--- start of DATASET ROWS ---

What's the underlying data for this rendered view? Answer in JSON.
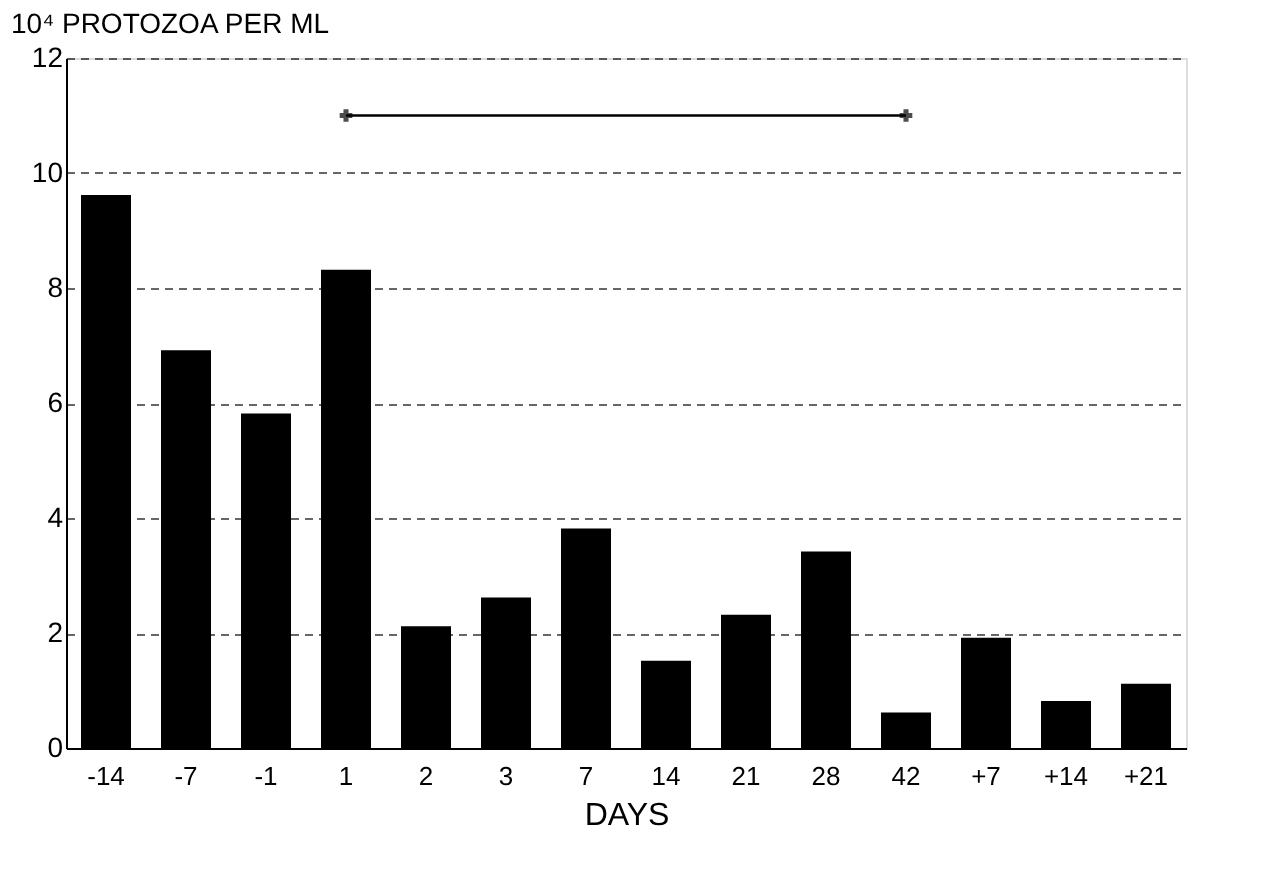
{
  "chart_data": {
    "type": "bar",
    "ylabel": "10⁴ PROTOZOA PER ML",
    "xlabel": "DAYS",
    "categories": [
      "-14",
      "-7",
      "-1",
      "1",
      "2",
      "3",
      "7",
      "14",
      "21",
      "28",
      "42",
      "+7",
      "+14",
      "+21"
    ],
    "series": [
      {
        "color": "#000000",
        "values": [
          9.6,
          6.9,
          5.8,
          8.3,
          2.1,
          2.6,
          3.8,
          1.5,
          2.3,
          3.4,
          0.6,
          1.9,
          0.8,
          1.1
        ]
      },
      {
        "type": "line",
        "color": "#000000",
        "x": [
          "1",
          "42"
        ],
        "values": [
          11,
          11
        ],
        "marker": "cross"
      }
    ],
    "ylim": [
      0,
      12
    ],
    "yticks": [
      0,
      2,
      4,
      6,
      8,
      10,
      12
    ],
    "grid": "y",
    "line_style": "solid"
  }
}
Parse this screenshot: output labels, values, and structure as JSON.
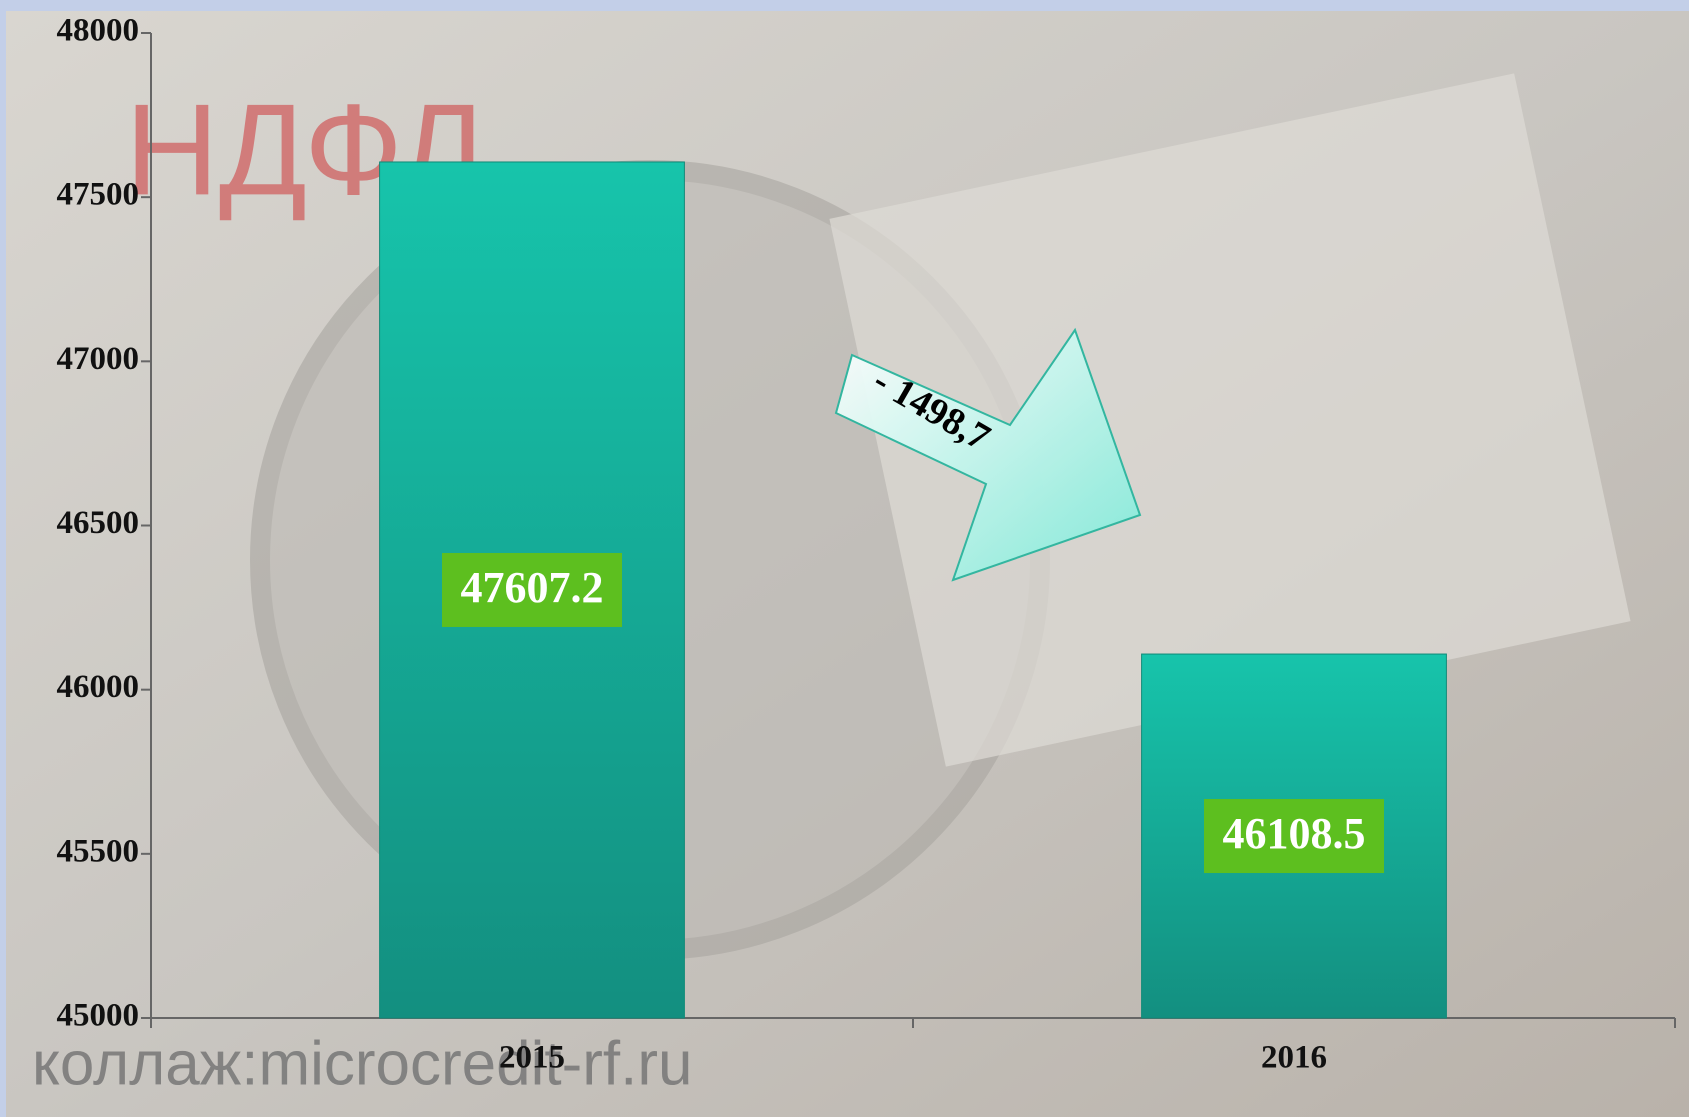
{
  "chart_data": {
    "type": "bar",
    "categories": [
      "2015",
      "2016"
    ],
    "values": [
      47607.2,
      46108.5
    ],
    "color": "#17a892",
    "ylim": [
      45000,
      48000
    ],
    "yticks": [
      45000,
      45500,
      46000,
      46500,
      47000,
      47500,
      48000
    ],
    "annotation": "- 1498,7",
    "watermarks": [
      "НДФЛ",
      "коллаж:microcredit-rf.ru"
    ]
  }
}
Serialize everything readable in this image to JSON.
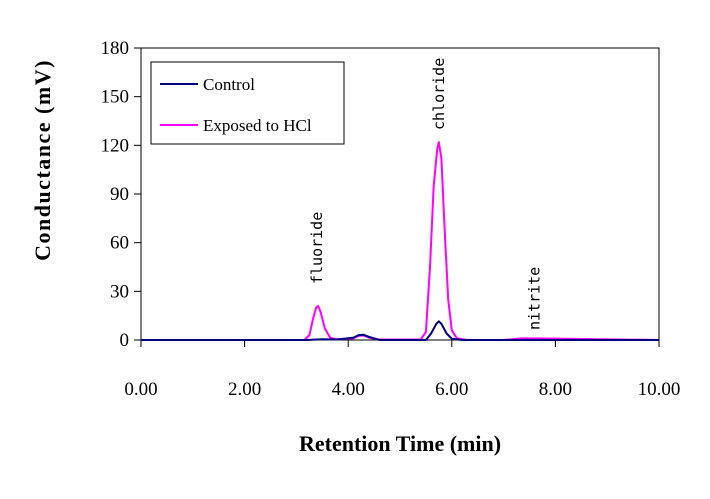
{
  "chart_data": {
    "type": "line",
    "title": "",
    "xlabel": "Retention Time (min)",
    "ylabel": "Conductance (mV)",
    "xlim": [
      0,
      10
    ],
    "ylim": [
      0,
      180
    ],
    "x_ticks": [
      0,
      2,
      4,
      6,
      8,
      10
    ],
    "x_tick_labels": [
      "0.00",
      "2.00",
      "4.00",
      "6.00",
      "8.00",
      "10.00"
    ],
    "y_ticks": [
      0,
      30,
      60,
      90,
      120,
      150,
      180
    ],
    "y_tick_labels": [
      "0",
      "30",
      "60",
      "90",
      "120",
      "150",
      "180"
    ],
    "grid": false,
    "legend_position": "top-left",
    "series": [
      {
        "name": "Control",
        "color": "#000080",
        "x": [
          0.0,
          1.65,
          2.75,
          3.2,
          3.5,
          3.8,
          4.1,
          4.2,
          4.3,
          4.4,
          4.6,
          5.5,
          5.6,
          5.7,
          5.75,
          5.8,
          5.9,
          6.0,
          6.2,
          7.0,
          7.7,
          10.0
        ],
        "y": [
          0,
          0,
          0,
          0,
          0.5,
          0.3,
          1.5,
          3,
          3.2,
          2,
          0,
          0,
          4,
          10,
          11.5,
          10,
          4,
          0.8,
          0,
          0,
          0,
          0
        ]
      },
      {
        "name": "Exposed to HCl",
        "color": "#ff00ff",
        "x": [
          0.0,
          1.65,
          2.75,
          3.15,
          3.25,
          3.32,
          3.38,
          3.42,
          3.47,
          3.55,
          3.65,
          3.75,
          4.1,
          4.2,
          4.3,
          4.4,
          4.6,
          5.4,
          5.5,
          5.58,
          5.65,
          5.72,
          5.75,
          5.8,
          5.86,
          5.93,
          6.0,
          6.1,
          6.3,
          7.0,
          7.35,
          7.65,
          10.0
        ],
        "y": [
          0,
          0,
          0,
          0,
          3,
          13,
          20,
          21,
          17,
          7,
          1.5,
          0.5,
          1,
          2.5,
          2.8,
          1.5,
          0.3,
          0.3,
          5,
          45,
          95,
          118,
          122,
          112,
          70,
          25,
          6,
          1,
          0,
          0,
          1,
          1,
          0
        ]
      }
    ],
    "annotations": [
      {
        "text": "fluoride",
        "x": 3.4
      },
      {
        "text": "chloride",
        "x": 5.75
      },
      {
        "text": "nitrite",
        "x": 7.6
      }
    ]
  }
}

--- end of DATASET ROWS ---

- **WORK TO COMPLETE**
Without the pictures, restate all of the entries above verbatim.

- **EXERCISE OUTPUT**
What's the underlying data for this rendered view? Answer in JSON.
{
  "chart_data": {
    "type": "bar",
    "ylabel": "10⁴ PROTOZOA PER ML",
    "xlabel": "DAYS",
    "categories": [
      "-14",
      "-7",
      "-1",
      "1",
      "2",
      "3",
      "7",
      "14",
      "21",
      "28",
      "42",
      "+7",
      "+14",
      "+21"
    ],
    "series": [
      {
        "color": "#000000",
        "values": [
          9.6,
          6.9,
          5.8,
          8.3,
          2.1,
          2.6,
          3.8,
          1.5,
          2.3,
          3.4,
          0.6,
          1.9,
          0.8,
          1.1
        ]
      },
      {
        "type": "line",
        "color": "#000000",
        "x": [
          "1",
          "42"
        ],
        "values": [
          11,
          11
        ],
        "marker": "cross"
      }
    ],
    "ylim": [
      0,
      12
    ],
    "yticks": [
      0,
      2,
      4,
      6,
      8,
      10,
      12
    ],
    "grid": "y",
    "line_style": "solid"
  }
}
Parse this screenshot: output labels, values, and structure as JSON.
{
  "chart_data": {
    "type": "bar",
    "categories": [
      "2015",
      "2016"
    ],
    "values": [
      47607.2,
      46108.5
    ],
    "color": "#17a892",
    "ylim": [
      45000,
      48000
    ],
    "yticks": [
      45000,
      45500,
      46000,
      46500,
      47000,
      47500,
      48000
    ],
    "annotation": "- 1498,7",
    "watermarks": [
      "НДФЛ",
      "коллаж:microcredit-rf.ru"
    ]
  }
}
Serialize everything readable in this image to JSON.
{
  "chart_data": {
    "type": "line",
    "title": "",
    "xlabel": "Retention Time (min)",
    "ylabel": "Conductance (mV)",
    "xlim": [
      0,
      10
    ],
    "ylim": [
      0,
      180
    ],
    "x_ticks": [
      0,
      2,
      4,
      6,
      8,
      10
    ],
    "x_tick_labels": [
      "0.00",
      "2.00",
      "4.00",
      "6.00",
      "8.00",
      "10.00"
    ],
    "y_ticks": [
      0,
      30,
      60,
      90,
      120,
      150,
      180
    ],
    "y_tick_labels": [
      "0",
      "30",
      "60",
      "90",
      "120",
      "150",
      "180"
    ],
    "grid": false,
    "legend_position": "top-left",
    "series": [
      {
        "name": "Control",
        "color": "#000080",
        "x": [
          0.0,
          1.65,
          2.75,
          3.2,
          3.5,
          3.8,
          4.1,
          4.2,
          4.3,
          4.4,
          4.6,
          5.5,
          5.6,
          5.7,
          5.75,
          5.8,
          5.9,
          6.0,
          6.2,
          7.0,
          7.7,
          10.0
        ],
        "y": [
          0,
          0,
          0,
          0,
          0.5,
          0.3,
          1.5,
          3,
          3.2,
          2,
          0,
          0,
          4,
          10,
          11.5,
          10,
          4,
          0.8,
          0,
          0,
          0,
          0
        ]
      },
      {
        "name": "Exposed to HCl",
        "color": "#ff00ff",
        "x": [
          0.0,
          1.65,
          2.75,
          3.15,
          3.25,
          3.32,
          3.38,
          3.42,
          3.47,
          3.55,
          3.65,
          3.75,
          4.1,
          4.2,
          4.3,
          4.4,
          4.6,
          5.4,
          5.5,
          5.58,
          5.65,
          5.72,
          5.75,
          5.8,
          5.86,
          5.93,
          6.0,
          6.1,
          6.3,
          7.0,
          7.35,
          7.65,
          10.0
        ],
        "y": [
          0,
          0,
          0,
          0,
          3,
          13,
          20,
          21,
          17,
          7,
          1.5,
          0.5,
          1,
          2.5,
          2.8,
          1.5,
          0.3,
          0.3,
          5,
          45,
          95,
          118,
          122,
          112,
          70,
          25,
          6,
          1,
          0,
          0,
          1,
          1,
          0
        ]
      }
    ],
    "annotations": [
      {
        "text": "fluoride",
        "x": 3.4
      },
      {
        "text": "chloride",
        "x": 5.75
      },
      {
        "text": "nitrite",
        "x": 7.6
      }
    ]
  }
}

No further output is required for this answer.